DIRECTIVE:
Your task is to gather the lines below that hold the string "this".

[Collected data]
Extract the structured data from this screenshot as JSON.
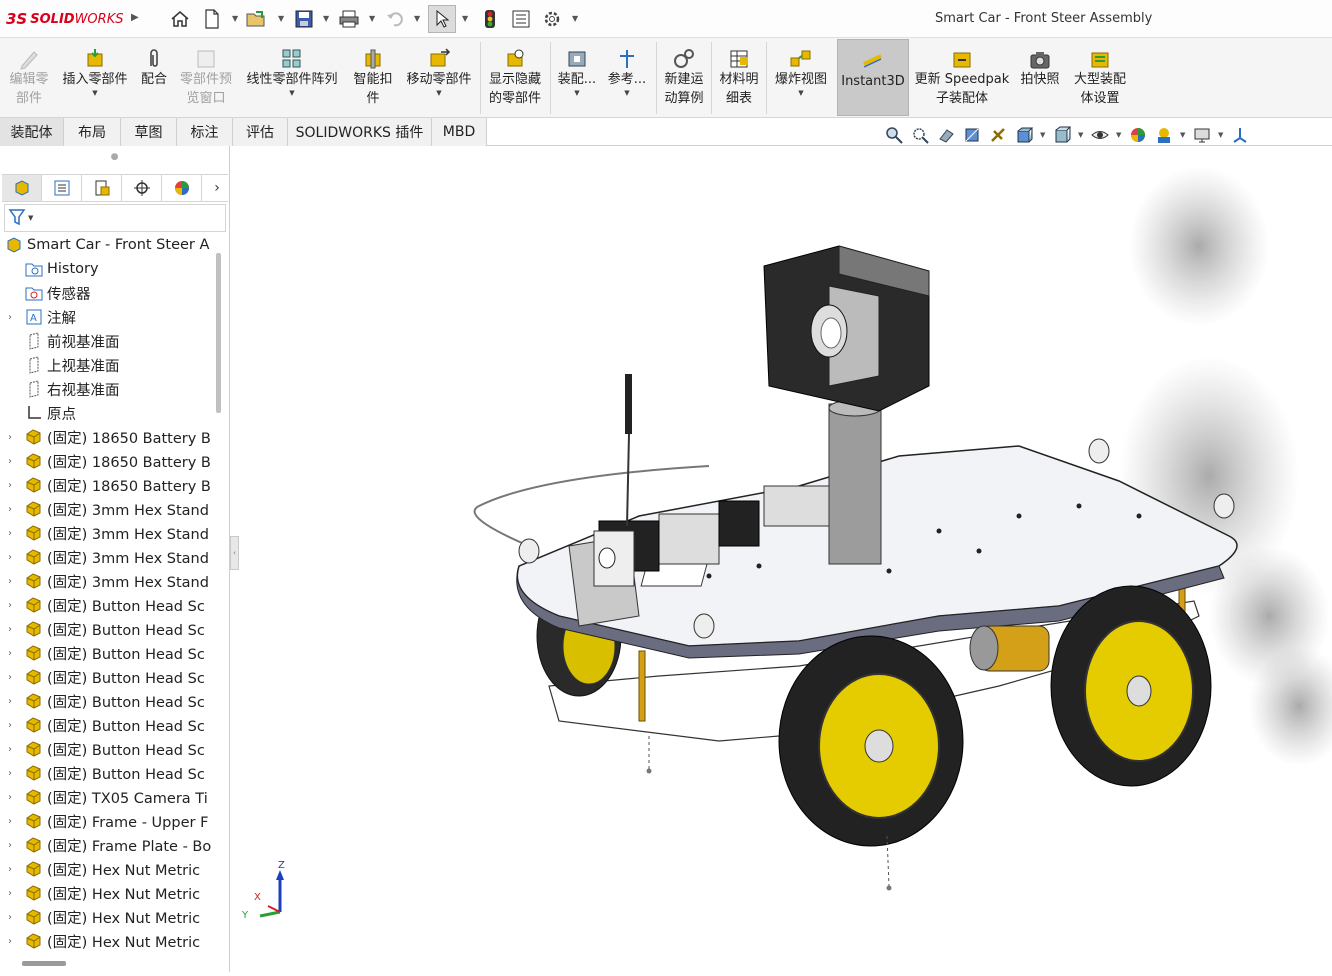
{
  "app": {
    "brand_ds": "3S",
    "brand_name": "SOLID",
    "brand_name2": "WORKS",
    "window_title": "Smart Car - Front Steer Assembly"
  },
  "quick_access": [
    {
      "name": "home-icon"
    },
    {
      "name": "new-document-icon"
    },
    {
      "name": "open-folder-icon"
    },
    {
      "name": "save-icon"
    },
    {
      "name": "print-icon"
    },
    {
      "name": "undo-icon"
    },
    {
      "name": "select-arrow-icon"
    },
    {
      "name": "rebuild-traffic-light-icon"
    },
    {
      "name": "file-properties-icon"
    },
    {
      "name": "options-gear-icon"
    }
  ],
  "ribbon": {
    "edit_component": {
      "l1": "编辑零",
      "l2": "部件"
    },
    "insert_component": {
      "l1": "插入零部件"
    },
    "mate": {
      "l1": "配合"
    },
    "component_preview": {
      "l1": "零部件预",
      "l2": "览窗口"
    },
    "linear_pattern": {
      "l1": "线性零部件阵列"
    },
    "smart_fasteners": {
      "l1": "智能扣",
      "l2": "件"
    },
    "move_component": {
      "l1": "移动零部件"
    },
    "show_hidden": {
      "l1": "显示隐藏",
      "l2": "的零部件"
    },
    "assembly_features": {
      "l1": "装配..."
    },
    "reference": {
      "l1": "参考..."
    },
    "new_motion": {
      "l1": "新建运",
      "l2": "动算例"
    },
    "bom": {
      "l1": "材料明",
      "l2": "细表"
    },
    "exploded_view": {
      "l1": "爆炸视图"
    },
    "instant3d": {
      "l1": "Instant3D"
    },
    "speedpak": {
      "l1": "更新 Speedpak",
      "l2": "子装配体"
    },
    "snapshot": {
      "l1": "拍快照"
    },
    "large_assembly": {
      "l1": "大型装配",
      "l2": "体设置"
    }
  },
  "tabs": [
    "装配体",
    "布局",
    "草图",
    "标注",
    "评估",
    "SOLIDWORKS 插件",
    "MBD"
  ],
  "tree": {
    "root": "Smart Car - Front Steer A",
    "items": [
      {
        "label": "History",
        "icon": "history-folder-icon",
        "expand": ""
      },
      {
        "label": "传感器",
        "icon": "sensors-folder-icon",
        "expand": ""
      },
      {
        "label": "注解",
        "icon": "annotations-icon",
        "expand": "›"
      },
      {
        "label": "前视基准面",
        "icon": "plane-icon",
        "expand": ""
      },
      {
        "label": "上视基准面",
        "icon": "plane-icon",
        "expand": ""
      },
      {
        "label": "右视基准面",
        "icon": "plane-icon",
        "expand": ""
      },
      {
        "label": "原点",
        "icon": "origin-icon",
        "expand": ""
      },
      {
        "label": "(固定) 18650 Battery B",
        "icon": "part-icon",
        "expand": "›"
      },
      {
        "label": "(固定) 18650 Battery B",
        "icon": "part-icon",
        "expand": "›"
      },
      {
        "label": "(固定) 18650 Battery B",
        "icon": "part-icon",
        "expand": "›"
      },
      {
        "label": "(固定) 3mm Hex Stand",
        "icon": "part-icon",
        "expand": "›"
      },
      {
        "label": "(固定) 3mm Hex Stand",
        "icon": "part-icon",
        "expand": "›"
      },
      {
        "label": "(固定) 3mm Hex Stand",
        "icon": "part-icon",
        "expand": "›"
      },
      {
        "label": "(固定) 3mm Hex Stand",
        "icon": "part-icon",
        "expand": "›"
      },
      {
        "label": "(固定) Button Head Sc",
        "icon": "part-icon",
        "expand": "›"
      },
      {
        "label": "(固定) Button Head Sc",
        "icon": "part-icon",
        "expand": "›"
      },
      {
        "label": "(固定) Button Head Sc",
        "icon": "part-icon",
        "expand": "›"
      },
      {
        "label": "(固定) Button Head Sc",
        "icon": "part-icon",
        "expand": "›"
      },
      {
        "label": "(固定) Button Head Sc",
        "icon": "part-icon",
        "expand": "›"
      },
      {
        "label": "(固定) Button Head Sc",
        "icon": "part-icon",
        "expand": "›"
      },
      {
        "label": "(固定) Button Head Sc",
        "icon": "part-icon",
        "expand": "›"
      },
      {
        "label": "(固定) Button Head Sc",
        "icon": "part-icon",
        "expand": "›"
      },
      {
        "label": "(固定) TX05 Camera Ti",
        "icon": "part-icon",
        "expand": "›"
      },
      {
        "label": "(固定) Frame - Upper F",
        "icon": "part-icon",
        "expand": "›"
      },
      {
        "label": "(固定) Frame Plate - Bo",
        "icon": "part-icon",
        "expand": "›"
      },
      {
        "label": "(固定) Hex Nut Metric",
        "icon": "part-icon",
        "expand": "›"
      },
      {
        "label": "(固定) Hex Nut Metric",
        "icon": "part-icon",
        "expand": "›"
      },
      {
        "label": "(固定) Hex Nut Metric",
        "icon": "part-icon",
        "expand": "›"
      },
      {
        "label": "(固定) Hex Nut Metric",
        "icon": "part-icon",
        "expand": "›"
      }
    ]
  },
  "triad": {
    "z": "Z",
    "x": "X",
    "y": "Y"
  },
  "colors": {
    "accent_red": "#d9001b",
    "part_yellow": "#e6b800",
    "ribbon_bg": "#f5f5f5"
  }
}
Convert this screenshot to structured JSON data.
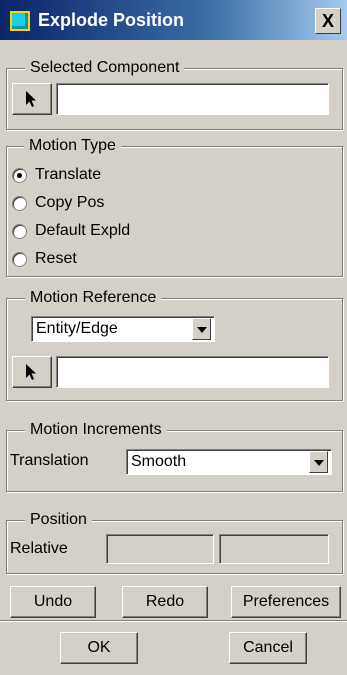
{
  "window": {
    "title": "Explode Position",
    "close_label": "X"
  },
  "selected_component": {
    "legend": "Selected Component",
    "value": ""
  },
  "motion_type": {
    "legend": "Motion Type",
    "options": [
      "Translate",
      "Copy Pos",
      "Default Expld",
      "Reset"
    ],
    "selected": "Translate"
  },
  "motion_reference": {
    "legend": "Motion Reference",
    "dropdown_value": "Entity/Edge",
    "value": ""
  },
  "motion_increments": {
    "legend": "Motion Increments",
    "translation_label": "Translation",
    "translation_value": "Smooth"
  },
  "position": {
    "legend": "Position",
    "relative_label": "Relative",
    "field1": "",
    "field2": ""
  },
  "buttons": {
    "undo": "Undo",
    "redo": "Redo",
    "preferences": "Preferences",
    "ok": "OK",
    "cancel": "Cancel"
  },
  "icons": {
    "title_icon": "window-app-icon",
    "select_cursor": "arrow-cursor-icon"
  }
}
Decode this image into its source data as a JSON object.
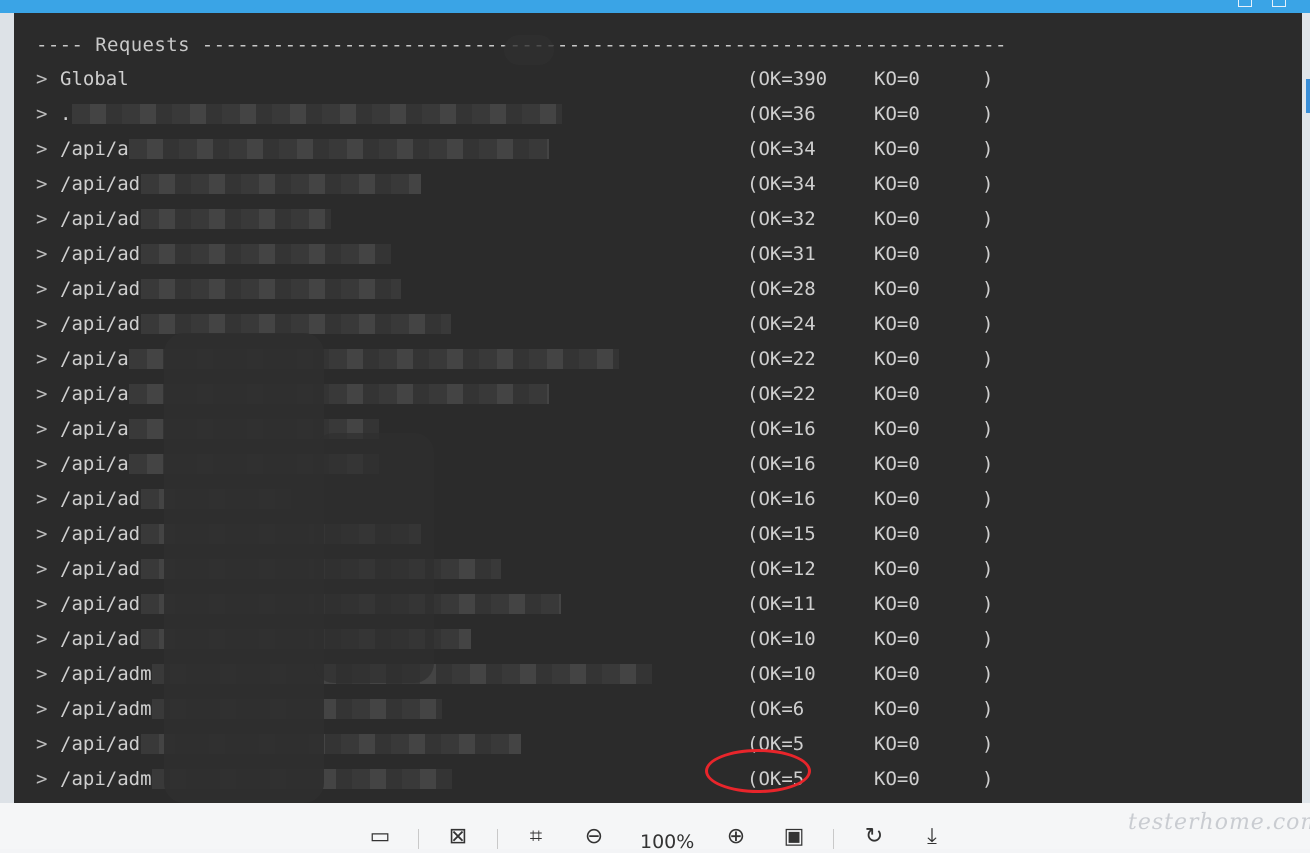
{
  "terminal": {
    "header": "---- Requests --------------------------------------------------------------------",
    "rows": [
      {
        "label": "Global",
        "ok": "(OK=390",
        "ko": "KO=0",
        "close": ")"
      },
      {
        "label": ".",
        "ok": "(OK=36",
        "ko": "KO=0",
        "close": ")"
      },
      {
        "label": "/api/a",
        "ok": "(OK=34",
        "ko": "KO=0",
        "close": ")"
      },
      {
        "label": "/api/ad",
        "ok": "(OK=34",
        "ko": "KO=0",
        "close": ")"
      },
      {
        "label": "/api/ad",
        "ok": "(OK=32",
        "ko": "KO=0",
        "close": ")"
      },
      {
        "label": "/api/ad",
        "ok": "(OK=31",
        "ko": "KO=0",
        "close": ")"
      },
      {
        "label": "/api/ad",
        "ok": "(OK=28",
        "ko": "KO=0",
        "close": ")"
      },
      {
        "label": "/api/ad",
        "ok": "(OK=24",
        "ko": "KO=0",
        "close": ")"
      },
      {
        "label": "/api/a",
        "ok": "(OK=22",
        "ko": "KO=0",
        "close": ")"
      },
      {
        "label": "/api/a",
        "ok": "(OK=22",
        "ko": "KO=0",
        "close": ")"
      },
      {
        "label": "/api/a",
        "ok": "(OK=16",
        "ko": "KO=0",
        "close": ")"
      },
      {
        "label": "/api/a",
        "ok": "(OK=16",
        "ko": "KO=0",
        "close": ")"
      },
      {
        "label": "/api/ad",
        "ok": "(OK=16",
        "ko": "KO=0",
        "close": ")"
      },
      {
        "label": "/api/ad",
        "ok": "(OK=15",
        "ko": "KO=0",
        "close": ")"
      },
      {
        "label": "/api/ad",
        "ok": "(OK=12",
        "ko": "KO=0",
        "close": ")"
      },
      {
        "label": "/api/ad",
        "ok": "(OK=11",
        "ko": "KO=0",
        "close": ")"
      },
      {
        "label": "/api/ad",
        "ok": "(OK=10",
        "ko": "KO=0",
        "close": ")"
      },
      {
        "label": "/api/adm",
        "ok": "(OK=10",
        "ko": "KO=0",
        "close": ")"
      },
      {
        "label": "/api/adm",
        "ok": "(OK=6",
        "ko": "KO=0",
        "close": ")"
      },
      {
        "label": "/api/ad",
        "ok": "(OK=5",
        "ko": "KO=0",
        "close": ")"
      },
      {
        "label": "/api/adm",
        "ok": "(OK=5",
        "ko": "KO=0",
        "close": ")"
      }
    ]
  },
  "toolbar": {
    "zoom": "100%",
    "icons": [
      "screen-icon",
      "fit-width-icon",
      "fit-page-icon",
      "zoom-out-icon",
      "zoom-in-icon",
      "actual-size-icon",
      "rotate-icon",
      "download-icon"
    ]
  },
  "watermark": "testerhome.com",
  "colors": {
    "terminal_bg": "#2b2b2b",
    "terminal_text": "#cfcfcf",
    "annotation": "#e8252b",
    "title_bar": "#3aa4e6"
  }
}
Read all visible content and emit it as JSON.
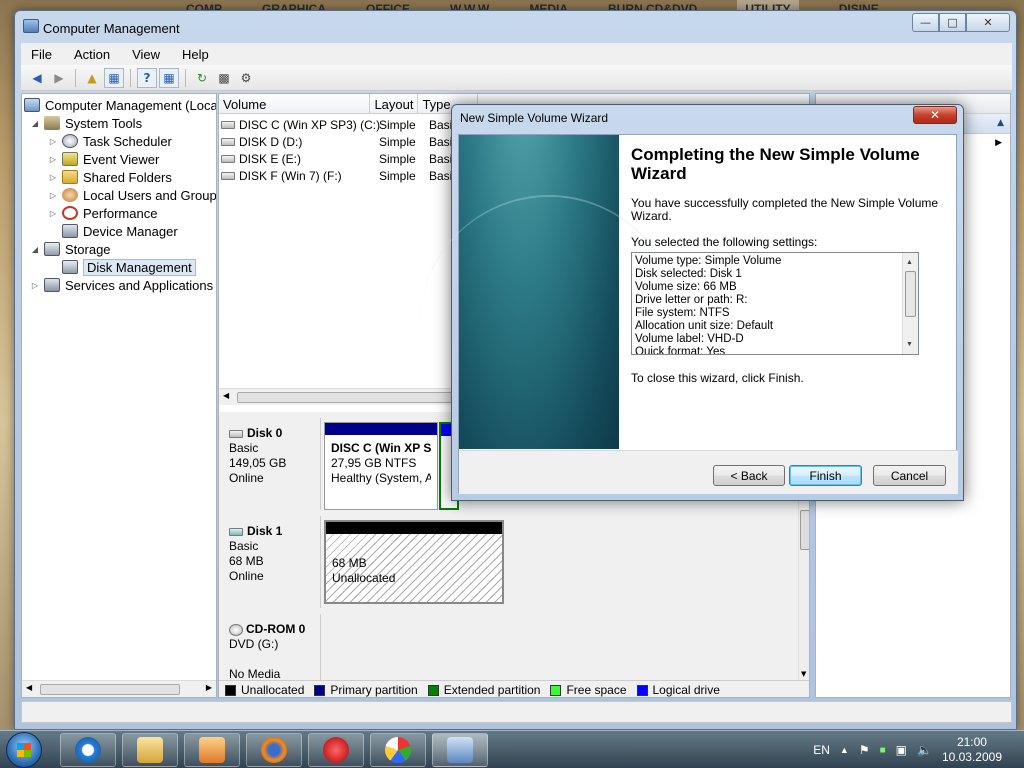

WRITTEN SOLUTION:
Extract the structured data from this screenshot as JSON.
Convert this screenshot to structured JSON data.
Decode this image into its source data as a JSON object.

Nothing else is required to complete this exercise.